Provided entries:
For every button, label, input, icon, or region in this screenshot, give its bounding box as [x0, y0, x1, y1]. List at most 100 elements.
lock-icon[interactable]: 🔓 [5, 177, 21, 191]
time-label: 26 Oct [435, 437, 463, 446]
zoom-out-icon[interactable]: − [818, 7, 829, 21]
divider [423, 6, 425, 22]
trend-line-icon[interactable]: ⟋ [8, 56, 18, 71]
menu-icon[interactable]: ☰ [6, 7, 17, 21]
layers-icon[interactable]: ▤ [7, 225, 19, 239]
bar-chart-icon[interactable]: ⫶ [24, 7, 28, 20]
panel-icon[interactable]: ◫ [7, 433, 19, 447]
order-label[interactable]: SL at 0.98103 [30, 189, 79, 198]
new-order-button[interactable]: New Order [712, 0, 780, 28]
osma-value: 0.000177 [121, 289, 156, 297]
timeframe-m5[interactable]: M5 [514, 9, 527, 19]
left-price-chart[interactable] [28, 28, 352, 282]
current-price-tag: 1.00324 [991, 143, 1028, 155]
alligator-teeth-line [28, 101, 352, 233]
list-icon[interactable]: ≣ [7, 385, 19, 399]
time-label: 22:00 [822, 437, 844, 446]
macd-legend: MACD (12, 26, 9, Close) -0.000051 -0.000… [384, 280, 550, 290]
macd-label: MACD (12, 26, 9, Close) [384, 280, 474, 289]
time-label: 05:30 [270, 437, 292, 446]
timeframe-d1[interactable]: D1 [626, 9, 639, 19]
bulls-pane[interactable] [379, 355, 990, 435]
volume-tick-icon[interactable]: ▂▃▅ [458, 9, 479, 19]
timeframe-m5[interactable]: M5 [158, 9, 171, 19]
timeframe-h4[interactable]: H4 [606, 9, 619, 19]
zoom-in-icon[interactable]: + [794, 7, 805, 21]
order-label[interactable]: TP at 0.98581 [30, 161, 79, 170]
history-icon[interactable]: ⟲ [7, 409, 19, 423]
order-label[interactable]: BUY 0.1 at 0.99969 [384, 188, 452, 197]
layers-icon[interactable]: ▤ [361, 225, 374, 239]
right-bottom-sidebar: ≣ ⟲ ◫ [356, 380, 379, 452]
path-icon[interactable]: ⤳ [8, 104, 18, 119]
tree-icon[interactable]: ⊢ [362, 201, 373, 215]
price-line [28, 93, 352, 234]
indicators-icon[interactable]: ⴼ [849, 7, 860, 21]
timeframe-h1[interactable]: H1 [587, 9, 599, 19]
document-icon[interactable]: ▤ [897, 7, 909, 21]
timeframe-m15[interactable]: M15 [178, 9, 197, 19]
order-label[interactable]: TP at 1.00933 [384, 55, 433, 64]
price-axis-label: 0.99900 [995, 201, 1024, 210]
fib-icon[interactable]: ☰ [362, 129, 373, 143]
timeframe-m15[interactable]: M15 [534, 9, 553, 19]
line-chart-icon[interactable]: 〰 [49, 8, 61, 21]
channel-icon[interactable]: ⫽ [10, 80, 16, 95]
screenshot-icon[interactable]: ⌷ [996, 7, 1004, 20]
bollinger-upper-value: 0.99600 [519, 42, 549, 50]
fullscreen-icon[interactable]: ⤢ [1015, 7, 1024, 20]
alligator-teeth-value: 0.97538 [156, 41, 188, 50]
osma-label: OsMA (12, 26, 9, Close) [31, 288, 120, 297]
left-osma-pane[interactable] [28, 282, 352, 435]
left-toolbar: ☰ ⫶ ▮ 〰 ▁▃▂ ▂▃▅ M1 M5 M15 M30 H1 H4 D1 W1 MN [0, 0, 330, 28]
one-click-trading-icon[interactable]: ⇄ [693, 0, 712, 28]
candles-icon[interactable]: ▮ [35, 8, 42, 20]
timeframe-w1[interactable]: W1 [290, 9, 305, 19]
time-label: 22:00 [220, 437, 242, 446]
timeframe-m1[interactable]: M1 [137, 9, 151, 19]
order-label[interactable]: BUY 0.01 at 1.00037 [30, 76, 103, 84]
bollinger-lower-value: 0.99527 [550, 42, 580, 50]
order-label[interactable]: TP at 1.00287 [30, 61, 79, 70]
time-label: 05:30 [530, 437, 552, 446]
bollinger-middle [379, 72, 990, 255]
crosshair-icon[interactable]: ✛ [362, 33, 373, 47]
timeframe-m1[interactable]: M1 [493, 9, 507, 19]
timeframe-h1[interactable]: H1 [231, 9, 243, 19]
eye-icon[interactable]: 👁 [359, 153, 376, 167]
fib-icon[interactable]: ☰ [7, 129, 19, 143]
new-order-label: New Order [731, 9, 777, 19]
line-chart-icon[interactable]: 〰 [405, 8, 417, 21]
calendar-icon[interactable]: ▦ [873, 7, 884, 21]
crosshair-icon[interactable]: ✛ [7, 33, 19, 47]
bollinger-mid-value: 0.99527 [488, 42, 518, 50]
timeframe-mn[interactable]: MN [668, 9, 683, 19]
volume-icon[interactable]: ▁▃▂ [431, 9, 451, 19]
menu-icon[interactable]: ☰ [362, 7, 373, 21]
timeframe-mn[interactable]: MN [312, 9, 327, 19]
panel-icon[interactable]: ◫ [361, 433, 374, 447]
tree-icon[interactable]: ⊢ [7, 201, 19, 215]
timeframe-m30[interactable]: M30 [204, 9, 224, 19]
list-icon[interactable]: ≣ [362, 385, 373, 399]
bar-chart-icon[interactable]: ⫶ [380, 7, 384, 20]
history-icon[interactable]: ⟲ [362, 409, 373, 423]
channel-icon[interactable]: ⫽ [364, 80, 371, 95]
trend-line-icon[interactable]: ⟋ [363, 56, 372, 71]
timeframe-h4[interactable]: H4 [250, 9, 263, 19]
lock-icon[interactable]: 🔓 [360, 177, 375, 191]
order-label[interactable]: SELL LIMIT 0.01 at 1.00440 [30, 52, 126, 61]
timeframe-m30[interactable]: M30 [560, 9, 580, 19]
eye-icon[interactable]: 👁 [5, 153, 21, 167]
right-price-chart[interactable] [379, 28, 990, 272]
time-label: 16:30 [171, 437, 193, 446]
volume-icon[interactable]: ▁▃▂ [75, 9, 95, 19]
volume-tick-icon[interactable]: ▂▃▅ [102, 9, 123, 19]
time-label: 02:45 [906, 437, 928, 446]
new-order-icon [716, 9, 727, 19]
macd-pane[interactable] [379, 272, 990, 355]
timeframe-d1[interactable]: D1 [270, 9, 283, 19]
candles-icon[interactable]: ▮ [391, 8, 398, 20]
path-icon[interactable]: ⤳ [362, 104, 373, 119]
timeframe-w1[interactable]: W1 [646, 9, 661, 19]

Written request: Print all of the entries above again, line for line and character for character, without changing anything.

Correct answer:
For every button, label, input, icon, or region in this screenshot, give its bounding box as [x0, y0, x1, y1]. List at most 100 elements.
lock-icon[interactable]: 🔓 [5, 177, 21, 191]
time-label: 26 Oct [435, 437, 463, 446]
zoom-out-icon[interactable]: − [818, 7, 829, 21]
divider [423, 6, 425, 22]
trend-line-icon[interactable]: ⟋ [8, 56, 18, 71]
menu-icon[interactable]: ☰ [6, 7, 17, 21]
layers-icon[interactable]: ▤ [7, 225, 19, 239]
bar-chart-icon[interactable]: ⫶ [24, 7, 28, 20]
panel-icon[interactable]: ◫ [7, 433, 19, 447]
order-label[interactable]: SL at 0.98103 [30, 189, 79, 198]
new-order-button[interactable]: New Order [712, 0, 780, 28]
osma-value: 0.000177 [121, 289, 156, 297]
timeframe-m5[interactable]: M5 [514, 9, 527, 19]
left-price-chart[interactable] [28, 28, 352, 282]
current-price-tag: 1.00324 [991, 143, 1028, 155]
alligator-teeth-line [28, 101, 352, 233]
list-icon[interactable]: ≣ [7, 385, 19, 399]
time-label: 22:00 [822, 437, 844, 446]
macd-legend: MACD (12, 26, 9, Close) -0.000051 -0.000… [384, 280, 550, 290]
macd-label: MACD (12, 26, 9, Close) [384, 280, 474, 289]
time-label: 05:30 [270, 437, 292, 446]
timeframe-d1[interactable]: D1 [626, 9, 639, 19]
bulls-pane[interactable] [379, 355, 990, 435]
volume-tick-icon[interactable]: ▂▃▅ [458, 9, 479, 19]
timeframe-m5[interactable]: M5 [158, 9, 171, 19]
timeframe-h4[interactable]: H4 [606, 9, 619, 19]
zoom-in-icon[interactable]: + [794, 7, 805, 21]
order-label[interactable]: TP at 0.98581 [30, 161, 79, 170]
history-icon[interactable]: ⟲ [7, 409, 19, 423]
order-label[interactable]: BUY 0.1 at 0.99969 [384, 188, 452, 197]
layers-icon[interactable]: ▤ [361, 225, 374, 239]
right-bottom-sidebar: ≣ ⟲ ◫ [356, 380, 379, 452]
path-icon[interactable]: ⤳ [8, 104, 18, 119]
tree-icon[interactable]: ⊢ [362, 201, 373, 215]
price-line [28, 93, 352, 234]
indicators-icon[interactable]: ⴼ [849, 7, 860, 21]
timeframe-h1[interactable]: H1 [587, 9, 599, 19]
document-icon[interactable]: ▤ [897, 7, 909, 21]
timeframe-m15[interactable]: M15 [178, 9, 197, 19]
order-label[interactable]: TP at 1.00933 [384, 55, 433, 64]
price-axis-label: 0.99900 [995, 201, 1024, 210]
fib-icon[interactable]: ☰ [362, 129, 373, 143]
timeframe-m15[interactable]: M15 [534, 9, 553, 19]
line-chart-icon[interactable]: 〰 [49, 8, 61, 21]
channel-icon[interactable]: ⫽ [10, 80, 16, 95]
screenshot-icon[interactable]: ⌷ [996, 7, 1004, 20]
bollinger-upper-value: 0.99600 [519, 42, 549, 50]
fullscreen-icon[interactable]: ⤢ [1015, 7, 1024, 20]
alligator-teeth-value: 0.97538 [156, 41, 188, 50]
osma-label: OsMA (12, 26, 9, Close) [31, 288, 120, 297]
left-osma-pane[interactable] [28, 282, 352, 435]
left-toolbar: ☰ ⫶ ▮ 〰 ▁▃▂ ▂▃▅ M1 M5 M15 M30 H1 H4 D1 W1 MN [0, 0, 330, 28]
one-click-trading-icon[interactable]: ⇄ [693, 0, 712, 28]
candles-icon[interactable]: ▮ [35, 8, 42, 20]
timeframe-w1[interactable]: W1 [290, 9, 305, 19]
time-label: 22:00 [220, 437, 242, 446]
timeframe-m1[interactable]: M1 [137, 9, 151, 19]
order-label[interactable]: BUY 0.01 at 1.00037 [30, 76, 103, 84]
bollinger-lower-value: 0.99527 [550, 42, 580, 50]
order-label[interactable]: TP at 1.00287 [30, 61, 79, 70]
time-label: 05:30 [530, 437, 552, 446]
bollinger-middle [379, 72, 990, 255]
crosshair-icon[interactable]: ✛ [362, 33, 373, 47]
timeframe-m1[interactable]: M1 [493, 9, 507, 19]
timeframe-h1[interactable]: H1 [231, 9, 243, 19]
eye-icon[interactable]: 👁 [359, 153, 376, 167]
fib-icon[interactable]: ☰ [7, 129, 19, 143]
new-order-label: New Order [731, 9, 777, 19]
line-chart-icon[interactable]: 〰 [405, 8, 417, 21]
calendar-icon[interactable]: ▦ [873, 7, 884, 21]
crosshair-icon[interactable]: ✛ [7, 33, 19, 47]
bollinger-mid-value: 0.99527 [488, 42, 518, 50]
timeframe-mn[interactable]: MN [668, 9, 683, 19]
volume-icon[interactable]: ▁▃▂ [431, 9, 451, 19]
menu-icon[interactable]: ☰ [362, 7, 373, 21]
timeframe-mn[interactable]: MN [312, 9, 327, 19]
panel-icon[interactable]: ◫ [361, 433, 374, 447]
tree-icon[interactable]: ⊢ [7, 201, 19, 215]
timeframe-m30[interactable]: M30 [204, 9, 224, 19]
list-icon[interactable]: ≣ [362, 385, 373, 399]
bar-chart-icon[interactable]: ⫶ [380, 7, 384, 20]
history-icon[interactable]: ⟲ [362, 409, 373, 423]
channel-icon[interactable]: ⫽ [364, 80, 371, 95]
trend-line-icon[interactable]: ⟋ [363, 56, 372, 71]
timeframe-h4[interactable]: H4 [250, 9, 263, 19]
lock-icon[interactable]: 🔓 [360, 177, 375, 191]
order-label[interactable]: SELL LIMIT 0.01 at 1.00440 [30, 52, 126, 61]
timeframe-m30[interactable]: M30 [560, 9, 580, 19]
eye-icon[interactable]: 👁 [5, 153, 21, 167]
right-price-chart[interactable] [379, 28, 990, 272]
time-label: 16:30 [171, 437, 193, 446]
volume-icon[interactable]: ▁▃▂ [75, 9, 95, 19]
volume-tick-icon[interactable]: ▂▃▅ [102, 9, 123, 19]
time-label: 02:45 [906, 437, 928, 446]
new-order-icon [716, 9, 727, 19]
macd-pane[interactable] [379, 272, 990, 355]
timeframe-d1[interactable]: D1 [270, 9, 283, 19]
candles-icon[interactable]: ▮ [391, 8, 398, 20]
path-icon[interactable]: ⤳ [362, 104, 373, 119]
timeframe-w1[interactable]: W1 [646, 9, 661, 19]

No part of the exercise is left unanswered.